» **Exercise prompt**:
Locate each line of the material that contains "name", then return it.

— Start —

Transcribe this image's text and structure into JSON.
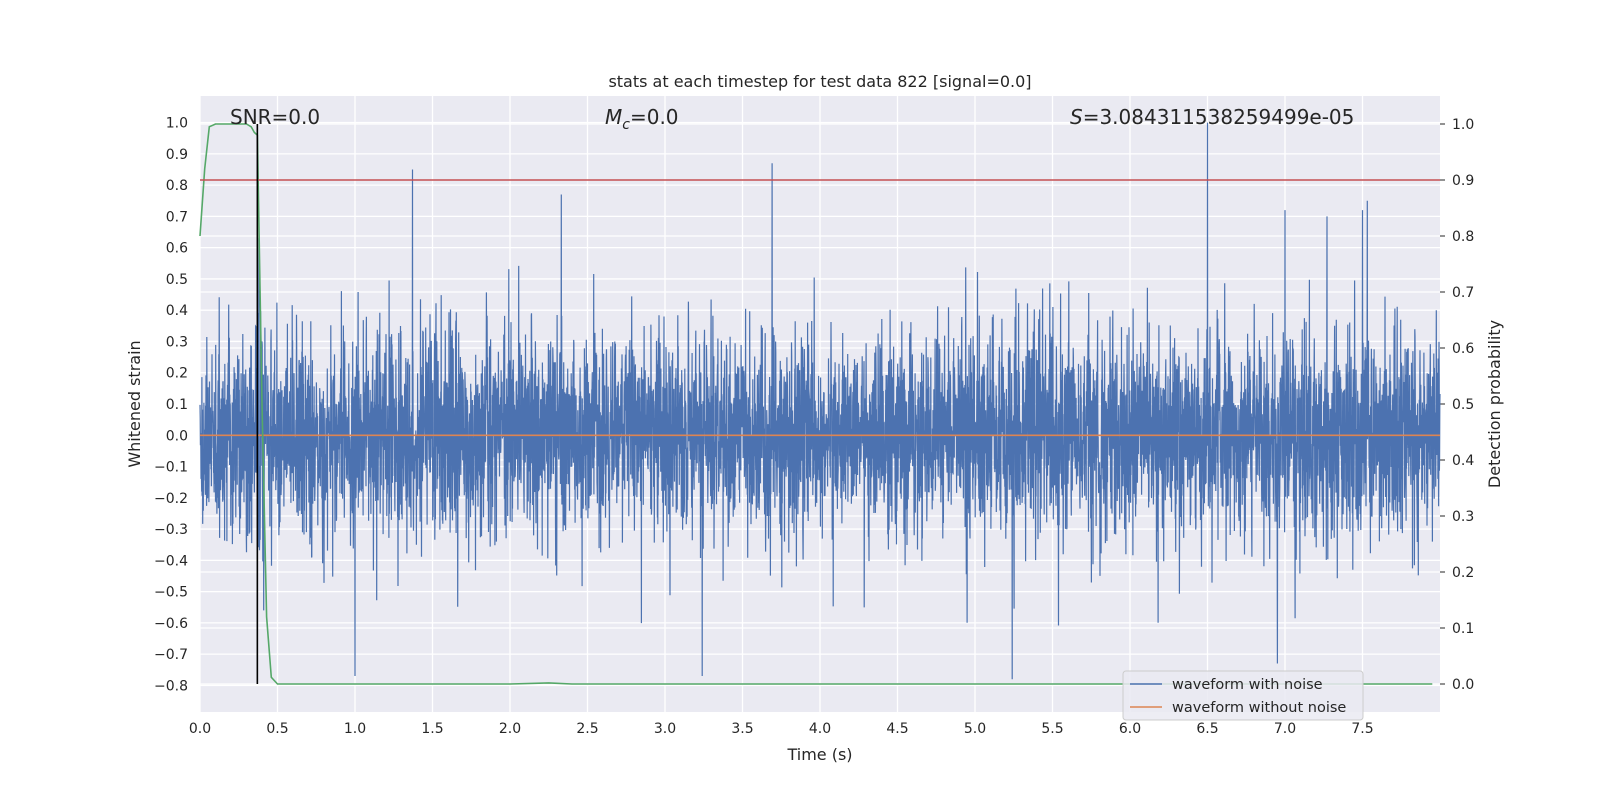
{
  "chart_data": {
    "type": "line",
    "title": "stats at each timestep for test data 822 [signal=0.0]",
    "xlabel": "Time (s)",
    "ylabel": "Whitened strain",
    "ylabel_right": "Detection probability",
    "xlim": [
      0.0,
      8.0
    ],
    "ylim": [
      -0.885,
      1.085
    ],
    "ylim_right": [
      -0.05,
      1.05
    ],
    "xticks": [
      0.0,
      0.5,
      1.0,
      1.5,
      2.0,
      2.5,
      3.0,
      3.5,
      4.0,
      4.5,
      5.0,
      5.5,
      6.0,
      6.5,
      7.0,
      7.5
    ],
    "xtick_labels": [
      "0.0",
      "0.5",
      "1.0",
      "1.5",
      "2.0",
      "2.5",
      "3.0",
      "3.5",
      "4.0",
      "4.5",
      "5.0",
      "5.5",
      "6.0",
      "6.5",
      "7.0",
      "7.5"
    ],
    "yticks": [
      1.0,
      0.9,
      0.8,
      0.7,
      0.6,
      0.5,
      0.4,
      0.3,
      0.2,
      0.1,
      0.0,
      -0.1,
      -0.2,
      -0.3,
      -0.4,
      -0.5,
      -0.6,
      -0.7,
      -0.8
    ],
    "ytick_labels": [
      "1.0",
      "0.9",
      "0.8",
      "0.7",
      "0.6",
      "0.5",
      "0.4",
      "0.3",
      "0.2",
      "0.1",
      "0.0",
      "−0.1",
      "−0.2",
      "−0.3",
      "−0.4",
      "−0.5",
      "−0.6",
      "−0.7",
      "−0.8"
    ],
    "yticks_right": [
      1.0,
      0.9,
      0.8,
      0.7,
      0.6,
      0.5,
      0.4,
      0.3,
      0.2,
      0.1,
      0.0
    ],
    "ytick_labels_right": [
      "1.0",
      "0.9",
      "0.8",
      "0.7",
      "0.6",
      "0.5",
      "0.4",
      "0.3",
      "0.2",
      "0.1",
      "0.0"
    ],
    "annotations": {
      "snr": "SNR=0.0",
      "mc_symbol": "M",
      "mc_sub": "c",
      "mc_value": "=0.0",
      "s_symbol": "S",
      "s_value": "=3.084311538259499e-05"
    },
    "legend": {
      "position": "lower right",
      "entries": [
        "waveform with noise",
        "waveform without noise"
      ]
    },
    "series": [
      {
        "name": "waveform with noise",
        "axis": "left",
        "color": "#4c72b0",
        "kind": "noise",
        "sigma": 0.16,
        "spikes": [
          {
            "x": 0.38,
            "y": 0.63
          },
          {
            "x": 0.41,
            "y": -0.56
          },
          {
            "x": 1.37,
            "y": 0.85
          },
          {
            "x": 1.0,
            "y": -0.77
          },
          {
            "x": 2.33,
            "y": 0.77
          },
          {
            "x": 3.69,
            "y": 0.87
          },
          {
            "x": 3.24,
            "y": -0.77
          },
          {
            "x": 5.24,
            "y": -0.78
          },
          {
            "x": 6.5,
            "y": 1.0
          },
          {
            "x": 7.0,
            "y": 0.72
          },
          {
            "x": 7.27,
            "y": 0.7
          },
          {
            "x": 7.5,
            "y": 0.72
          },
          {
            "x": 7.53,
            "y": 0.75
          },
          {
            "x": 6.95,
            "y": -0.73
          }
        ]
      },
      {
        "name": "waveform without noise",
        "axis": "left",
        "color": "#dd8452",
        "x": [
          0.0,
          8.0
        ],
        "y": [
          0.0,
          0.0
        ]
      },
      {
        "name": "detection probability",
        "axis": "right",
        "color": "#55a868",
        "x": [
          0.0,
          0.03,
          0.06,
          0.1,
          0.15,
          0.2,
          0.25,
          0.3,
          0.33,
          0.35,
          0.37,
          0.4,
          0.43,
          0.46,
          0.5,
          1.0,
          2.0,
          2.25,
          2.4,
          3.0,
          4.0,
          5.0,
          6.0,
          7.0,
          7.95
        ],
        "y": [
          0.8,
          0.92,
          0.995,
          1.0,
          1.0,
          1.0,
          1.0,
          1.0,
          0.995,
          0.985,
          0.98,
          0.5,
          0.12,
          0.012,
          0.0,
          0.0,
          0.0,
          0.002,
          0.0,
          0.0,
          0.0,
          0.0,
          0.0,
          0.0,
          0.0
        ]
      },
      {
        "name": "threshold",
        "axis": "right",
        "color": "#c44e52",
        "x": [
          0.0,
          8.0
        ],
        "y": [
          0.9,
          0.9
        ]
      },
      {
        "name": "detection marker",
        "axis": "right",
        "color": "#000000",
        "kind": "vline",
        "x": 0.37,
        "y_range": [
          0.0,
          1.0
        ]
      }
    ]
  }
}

— End —

» **Answer to this exercise**:
        "name": "waveform with noise",
        "name": "waveform without noise",
        "name": "detection probability",
        "name": "threshold",
        "name": "detection marker",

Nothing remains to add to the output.